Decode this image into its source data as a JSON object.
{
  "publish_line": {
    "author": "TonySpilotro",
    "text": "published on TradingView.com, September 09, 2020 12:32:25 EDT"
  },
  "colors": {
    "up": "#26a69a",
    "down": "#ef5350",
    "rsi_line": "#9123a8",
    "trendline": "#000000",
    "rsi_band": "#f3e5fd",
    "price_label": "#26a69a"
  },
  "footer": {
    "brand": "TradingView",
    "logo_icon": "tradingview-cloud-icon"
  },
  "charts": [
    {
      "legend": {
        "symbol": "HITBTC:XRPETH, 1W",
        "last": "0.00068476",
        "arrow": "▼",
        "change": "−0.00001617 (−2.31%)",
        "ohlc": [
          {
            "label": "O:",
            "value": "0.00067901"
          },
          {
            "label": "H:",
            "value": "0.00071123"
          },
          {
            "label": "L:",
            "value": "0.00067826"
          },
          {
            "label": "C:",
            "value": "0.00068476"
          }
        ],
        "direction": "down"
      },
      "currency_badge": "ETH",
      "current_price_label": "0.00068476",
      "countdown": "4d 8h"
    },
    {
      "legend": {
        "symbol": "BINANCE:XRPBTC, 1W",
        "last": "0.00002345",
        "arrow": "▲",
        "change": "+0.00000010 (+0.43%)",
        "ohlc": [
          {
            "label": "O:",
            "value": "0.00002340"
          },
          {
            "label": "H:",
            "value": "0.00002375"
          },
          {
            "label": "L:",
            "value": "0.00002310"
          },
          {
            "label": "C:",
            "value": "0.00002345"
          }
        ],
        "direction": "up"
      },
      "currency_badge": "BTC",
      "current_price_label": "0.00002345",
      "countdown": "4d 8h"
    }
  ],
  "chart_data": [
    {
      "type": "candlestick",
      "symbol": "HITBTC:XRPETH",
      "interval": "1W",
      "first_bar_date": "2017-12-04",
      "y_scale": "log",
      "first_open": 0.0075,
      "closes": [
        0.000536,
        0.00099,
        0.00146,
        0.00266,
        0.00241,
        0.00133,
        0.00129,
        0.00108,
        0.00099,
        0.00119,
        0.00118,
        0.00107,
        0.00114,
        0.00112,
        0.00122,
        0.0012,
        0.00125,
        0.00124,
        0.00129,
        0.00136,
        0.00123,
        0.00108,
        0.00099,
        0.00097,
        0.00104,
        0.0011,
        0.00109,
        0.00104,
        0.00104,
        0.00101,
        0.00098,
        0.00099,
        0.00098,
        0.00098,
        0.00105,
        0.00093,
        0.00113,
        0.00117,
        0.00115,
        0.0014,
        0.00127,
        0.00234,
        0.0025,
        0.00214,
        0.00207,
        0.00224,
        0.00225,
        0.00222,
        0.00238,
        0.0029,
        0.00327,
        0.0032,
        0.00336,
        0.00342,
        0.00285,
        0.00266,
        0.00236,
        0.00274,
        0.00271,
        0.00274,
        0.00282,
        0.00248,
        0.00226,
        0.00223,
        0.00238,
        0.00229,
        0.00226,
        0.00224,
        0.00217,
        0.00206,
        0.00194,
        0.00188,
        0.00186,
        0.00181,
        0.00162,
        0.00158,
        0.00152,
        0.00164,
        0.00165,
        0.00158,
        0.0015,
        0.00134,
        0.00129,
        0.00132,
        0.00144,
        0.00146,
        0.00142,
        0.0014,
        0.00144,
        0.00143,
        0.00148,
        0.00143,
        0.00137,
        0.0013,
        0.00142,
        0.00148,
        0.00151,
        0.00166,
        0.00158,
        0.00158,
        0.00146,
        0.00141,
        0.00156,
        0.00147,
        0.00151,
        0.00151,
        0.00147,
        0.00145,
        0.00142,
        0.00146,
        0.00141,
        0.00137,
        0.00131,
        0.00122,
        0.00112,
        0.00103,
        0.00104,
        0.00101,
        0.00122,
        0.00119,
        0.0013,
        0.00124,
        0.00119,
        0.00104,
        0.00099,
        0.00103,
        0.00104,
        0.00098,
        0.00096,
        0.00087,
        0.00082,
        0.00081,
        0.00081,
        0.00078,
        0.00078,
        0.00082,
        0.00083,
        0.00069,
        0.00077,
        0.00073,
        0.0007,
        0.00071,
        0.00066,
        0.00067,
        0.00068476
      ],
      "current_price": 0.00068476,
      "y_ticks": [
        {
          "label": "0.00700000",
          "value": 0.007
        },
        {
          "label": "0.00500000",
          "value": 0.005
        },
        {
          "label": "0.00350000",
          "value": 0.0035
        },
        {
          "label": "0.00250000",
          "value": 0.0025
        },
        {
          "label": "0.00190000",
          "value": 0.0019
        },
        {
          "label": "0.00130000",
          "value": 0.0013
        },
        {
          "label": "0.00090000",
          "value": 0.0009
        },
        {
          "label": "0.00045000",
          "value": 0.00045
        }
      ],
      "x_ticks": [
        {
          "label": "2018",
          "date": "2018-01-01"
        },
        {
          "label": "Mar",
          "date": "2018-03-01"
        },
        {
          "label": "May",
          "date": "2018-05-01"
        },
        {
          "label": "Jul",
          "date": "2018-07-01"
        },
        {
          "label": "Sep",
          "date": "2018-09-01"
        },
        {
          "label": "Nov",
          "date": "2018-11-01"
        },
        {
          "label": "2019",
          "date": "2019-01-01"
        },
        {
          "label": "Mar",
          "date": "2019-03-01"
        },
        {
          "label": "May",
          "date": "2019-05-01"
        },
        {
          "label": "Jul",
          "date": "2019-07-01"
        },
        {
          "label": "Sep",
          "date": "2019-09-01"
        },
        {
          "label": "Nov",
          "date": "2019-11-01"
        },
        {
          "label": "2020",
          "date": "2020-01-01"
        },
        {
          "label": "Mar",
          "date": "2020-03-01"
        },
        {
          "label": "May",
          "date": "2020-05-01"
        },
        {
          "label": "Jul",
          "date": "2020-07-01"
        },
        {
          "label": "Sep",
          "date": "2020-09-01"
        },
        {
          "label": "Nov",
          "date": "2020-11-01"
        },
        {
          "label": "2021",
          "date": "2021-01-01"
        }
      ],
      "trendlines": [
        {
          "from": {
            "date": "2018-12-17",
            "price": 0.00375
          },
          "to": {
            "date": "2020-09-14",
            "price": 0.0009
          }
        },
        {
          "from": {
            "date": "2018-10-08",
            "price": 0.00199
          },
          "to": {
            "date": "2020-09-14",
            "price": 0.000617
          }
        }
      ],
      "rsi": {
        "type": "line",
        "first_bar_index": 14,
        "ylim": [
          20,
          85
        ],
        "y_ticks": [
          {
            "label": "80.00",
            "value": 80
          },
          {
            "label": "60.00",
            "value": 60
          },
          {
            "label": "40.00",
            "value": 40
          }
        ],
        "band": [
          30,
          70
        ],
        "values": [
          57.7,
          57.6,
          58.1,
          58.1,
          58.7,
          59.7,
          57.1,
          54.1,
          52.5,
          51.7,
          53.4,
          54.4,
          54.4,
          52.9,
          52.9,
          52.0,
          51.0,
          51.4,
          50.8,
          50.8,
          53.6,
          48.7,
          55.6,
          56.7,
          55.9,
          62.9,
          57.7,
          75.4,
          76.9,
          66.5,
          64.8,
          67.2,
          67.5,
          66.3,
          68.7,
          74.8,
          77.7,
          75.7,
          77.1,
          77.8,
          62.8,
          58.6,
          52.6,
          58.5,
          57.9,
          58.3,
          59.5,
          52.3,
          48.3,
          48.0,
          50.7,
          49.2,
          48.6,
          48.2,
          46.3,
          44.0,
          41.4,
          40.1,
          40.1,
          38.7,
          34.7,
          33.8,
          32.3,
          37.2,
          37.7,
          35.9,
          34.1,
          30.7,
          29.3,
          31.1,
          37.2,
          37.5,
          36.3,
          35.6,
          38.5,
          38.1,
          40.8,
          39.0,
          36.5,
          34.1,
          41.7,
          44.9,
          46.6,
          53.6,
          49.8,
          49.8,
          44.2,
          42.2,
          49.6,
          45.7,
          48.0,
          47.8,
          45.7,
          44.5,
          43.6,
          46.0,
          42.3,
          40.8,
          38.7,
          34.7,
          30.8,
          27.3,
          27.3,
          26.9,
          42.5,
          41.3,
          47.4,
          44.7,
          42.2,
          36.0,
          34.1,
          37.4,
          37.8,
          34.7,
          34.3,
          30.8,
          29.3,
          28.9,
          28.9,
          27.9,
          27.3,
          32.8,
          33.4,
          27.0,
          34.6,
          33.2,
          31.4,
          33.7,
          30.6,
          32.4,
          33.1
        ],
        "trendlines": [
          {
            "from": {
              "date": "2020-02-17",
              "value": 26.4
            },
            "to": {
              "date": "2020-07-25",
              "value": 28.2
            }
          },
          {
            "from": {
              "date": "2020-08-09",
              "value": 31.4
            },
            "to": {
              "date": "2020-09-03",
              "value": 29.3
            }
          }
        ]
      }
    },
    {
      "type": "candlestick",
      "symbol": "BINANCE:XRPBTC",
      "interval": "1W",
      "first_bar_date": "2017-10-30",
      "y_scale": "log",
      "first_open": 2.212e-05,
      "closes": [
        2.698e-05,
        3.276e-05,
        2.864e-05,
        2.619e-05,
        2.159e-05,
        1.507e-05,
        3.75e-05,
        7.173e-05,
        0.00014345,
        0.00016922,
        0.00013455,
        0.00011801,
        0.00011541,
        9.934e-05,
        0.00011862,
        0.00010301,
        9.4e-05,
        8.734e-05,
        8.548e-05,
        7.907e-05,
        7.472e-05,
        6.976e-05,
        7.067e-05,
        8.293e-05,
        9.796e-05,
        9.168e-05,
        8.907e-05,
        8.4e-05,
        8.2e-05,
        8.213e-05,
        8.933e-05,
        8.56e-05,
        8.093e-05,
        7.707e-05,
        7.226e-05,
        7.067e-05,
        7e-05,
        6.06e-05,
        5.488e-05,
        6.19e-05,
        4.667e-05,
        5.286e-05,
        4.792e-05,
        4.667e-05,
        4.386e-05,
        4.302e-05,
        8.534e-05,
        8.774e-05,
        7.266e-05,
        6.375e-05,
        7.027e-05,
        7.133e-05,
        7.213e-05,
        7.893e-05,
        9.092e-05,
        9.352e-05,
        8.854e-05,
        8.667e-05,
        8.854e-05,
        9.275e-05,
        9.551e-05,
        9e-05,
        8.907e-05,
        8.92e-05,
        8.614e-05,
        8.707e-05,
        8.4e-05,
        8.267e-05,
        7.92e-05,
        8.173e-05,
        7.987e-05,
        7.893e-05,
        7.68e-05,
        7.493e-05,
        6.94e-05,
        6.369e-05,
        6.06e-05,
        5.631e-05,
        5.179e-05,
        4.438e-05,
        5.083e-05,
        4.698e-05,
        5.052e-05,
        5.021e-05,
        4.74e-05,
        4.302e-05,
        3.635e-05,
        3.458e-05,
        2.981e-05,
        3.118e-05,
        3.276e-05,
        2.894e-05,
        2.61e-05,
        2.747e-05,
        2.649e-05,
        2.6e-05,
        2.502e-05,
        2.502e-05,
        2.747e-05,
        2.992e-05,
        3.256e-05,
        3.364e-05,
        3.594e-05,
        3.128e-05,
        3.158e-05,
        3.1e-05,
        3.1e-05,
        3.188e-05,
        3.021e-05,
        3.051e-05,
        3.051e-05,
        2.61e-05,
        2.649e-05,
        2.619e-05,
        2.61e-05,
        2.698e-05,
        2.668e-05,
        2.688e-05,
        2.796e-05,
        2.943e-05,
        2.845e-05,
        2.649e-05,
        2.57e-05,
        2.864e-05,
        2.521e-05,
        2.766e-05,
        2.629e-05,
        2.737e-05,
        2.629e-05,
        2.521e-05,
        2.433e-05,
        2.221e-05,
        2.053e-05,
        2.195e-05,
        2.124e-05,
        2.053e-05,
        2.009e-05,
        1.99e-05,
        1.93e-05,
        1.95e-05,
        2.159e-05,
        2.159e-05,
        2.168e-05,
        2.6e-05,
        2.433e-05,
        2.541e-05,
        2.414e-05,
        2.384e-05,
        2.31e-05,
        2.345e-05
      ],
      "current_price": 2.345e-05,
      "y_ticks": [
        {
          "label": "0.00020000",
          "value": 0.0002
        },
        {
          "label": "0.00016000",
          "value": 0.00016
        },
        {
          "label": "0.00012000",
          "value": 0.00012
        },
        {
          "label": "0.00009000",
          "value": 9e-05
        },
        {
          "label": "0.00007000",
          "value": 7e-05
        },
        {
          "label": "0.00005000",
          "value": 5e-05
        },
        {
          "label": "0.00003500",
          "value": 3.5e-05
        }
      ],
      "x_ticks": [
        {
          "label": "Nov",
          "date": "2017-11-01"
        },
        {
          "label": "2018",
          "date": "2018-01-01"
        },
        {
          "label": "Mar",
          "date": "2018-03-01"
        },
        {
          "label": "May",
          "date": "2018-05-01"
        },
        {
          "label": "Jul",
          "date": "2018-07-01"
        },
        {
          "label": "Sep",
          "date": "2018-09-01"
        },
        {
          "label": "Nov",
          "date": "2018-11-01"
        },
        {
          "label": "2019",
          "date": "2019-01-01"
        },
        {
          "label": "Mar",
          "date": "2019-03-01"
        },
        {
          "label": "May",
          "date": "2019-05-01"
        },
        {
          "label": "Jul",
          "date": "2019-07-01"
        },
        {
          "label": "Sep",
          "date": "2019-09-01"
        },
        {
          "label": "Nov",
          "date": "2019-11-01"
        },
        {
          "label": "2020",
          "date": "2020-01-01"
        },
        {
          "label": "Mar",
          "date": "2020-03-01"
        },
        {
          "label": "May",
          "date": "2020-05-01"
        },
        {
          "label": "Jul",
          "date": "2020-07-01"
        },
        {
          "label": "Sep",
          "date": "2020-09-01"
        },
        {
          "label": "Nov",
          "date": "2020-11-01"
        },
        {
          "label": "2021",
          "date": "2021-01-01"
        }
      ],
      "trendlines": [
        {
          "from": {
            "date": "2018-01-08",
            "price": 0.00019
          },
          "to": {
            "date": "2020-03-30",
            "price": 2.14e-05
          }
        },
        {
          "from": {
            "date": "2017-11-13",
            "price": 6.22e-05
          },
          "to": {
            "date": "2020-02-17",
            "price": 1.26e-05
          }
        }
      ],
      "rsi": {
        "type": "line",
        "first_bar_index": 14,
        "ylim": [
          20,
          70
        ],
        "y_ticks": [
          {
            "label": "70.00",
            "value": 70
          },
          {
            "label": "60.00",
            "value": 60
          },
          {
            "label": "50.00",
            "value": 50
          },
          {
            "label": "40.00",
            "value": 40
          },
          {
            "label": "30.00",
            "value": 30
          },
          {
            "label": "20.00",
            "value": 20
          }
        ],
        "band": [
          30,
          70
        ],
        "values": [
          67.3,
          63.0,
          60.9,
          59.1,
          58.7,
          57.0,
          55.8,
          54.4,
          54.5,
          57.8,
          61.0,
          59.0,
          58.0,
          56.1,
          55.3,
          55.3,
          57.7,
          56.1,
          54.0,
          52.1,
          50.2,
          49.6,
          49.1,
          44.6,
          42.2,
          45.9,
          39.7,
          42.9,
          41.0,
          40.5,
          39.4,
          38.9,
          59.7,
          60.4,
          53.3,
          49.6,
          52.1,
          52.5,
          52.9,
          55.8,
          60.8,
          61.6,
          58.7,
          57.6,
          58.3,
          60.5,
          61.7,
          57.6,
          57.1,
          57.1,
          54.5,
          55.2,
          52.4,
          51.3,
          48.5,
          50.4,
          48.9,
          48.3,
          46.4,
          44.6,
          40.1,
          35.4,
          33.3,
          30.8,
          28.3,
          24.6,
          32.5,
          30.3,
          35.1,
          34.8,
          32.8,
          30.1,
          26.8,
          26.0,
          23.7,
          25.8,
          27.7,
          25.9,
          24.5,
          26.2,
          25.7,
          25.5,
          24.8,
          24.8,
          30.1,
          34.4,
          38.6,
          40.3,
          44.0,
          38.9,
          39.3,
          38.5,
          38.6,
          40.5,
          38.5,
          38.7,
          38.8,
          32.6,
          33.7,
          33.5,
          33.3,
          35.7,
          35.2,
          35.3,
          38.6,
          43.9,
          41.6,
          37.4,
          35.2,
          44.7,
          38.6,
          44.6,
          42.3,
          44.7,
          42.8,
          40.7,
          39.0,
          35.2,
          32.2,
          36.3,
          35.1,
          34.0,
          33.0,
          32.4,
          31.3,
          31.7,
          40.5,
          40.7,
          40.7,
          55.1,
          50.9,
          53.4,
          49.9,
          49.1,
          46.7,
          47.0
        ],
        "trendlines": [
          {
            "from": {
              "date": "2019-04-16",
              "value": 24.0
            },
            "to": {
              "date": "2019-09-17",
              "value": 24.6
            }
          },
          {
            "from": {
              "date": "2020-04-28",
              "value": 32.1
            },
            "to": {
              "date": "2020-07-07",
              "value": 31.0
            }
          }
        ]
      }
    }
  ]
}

· · · · · · ·

From the data above, copy each line where the string "symbol" appears.

WRITTEN ANSWER:
        "symbol": "HITBTC:XRPETH, 1W",
        "symbol": "BINANCE:XRPBTC, 1W",
      "symbol": "HITBTC:XRPETH",
      "symbol": "BINANCE:XRPBTC",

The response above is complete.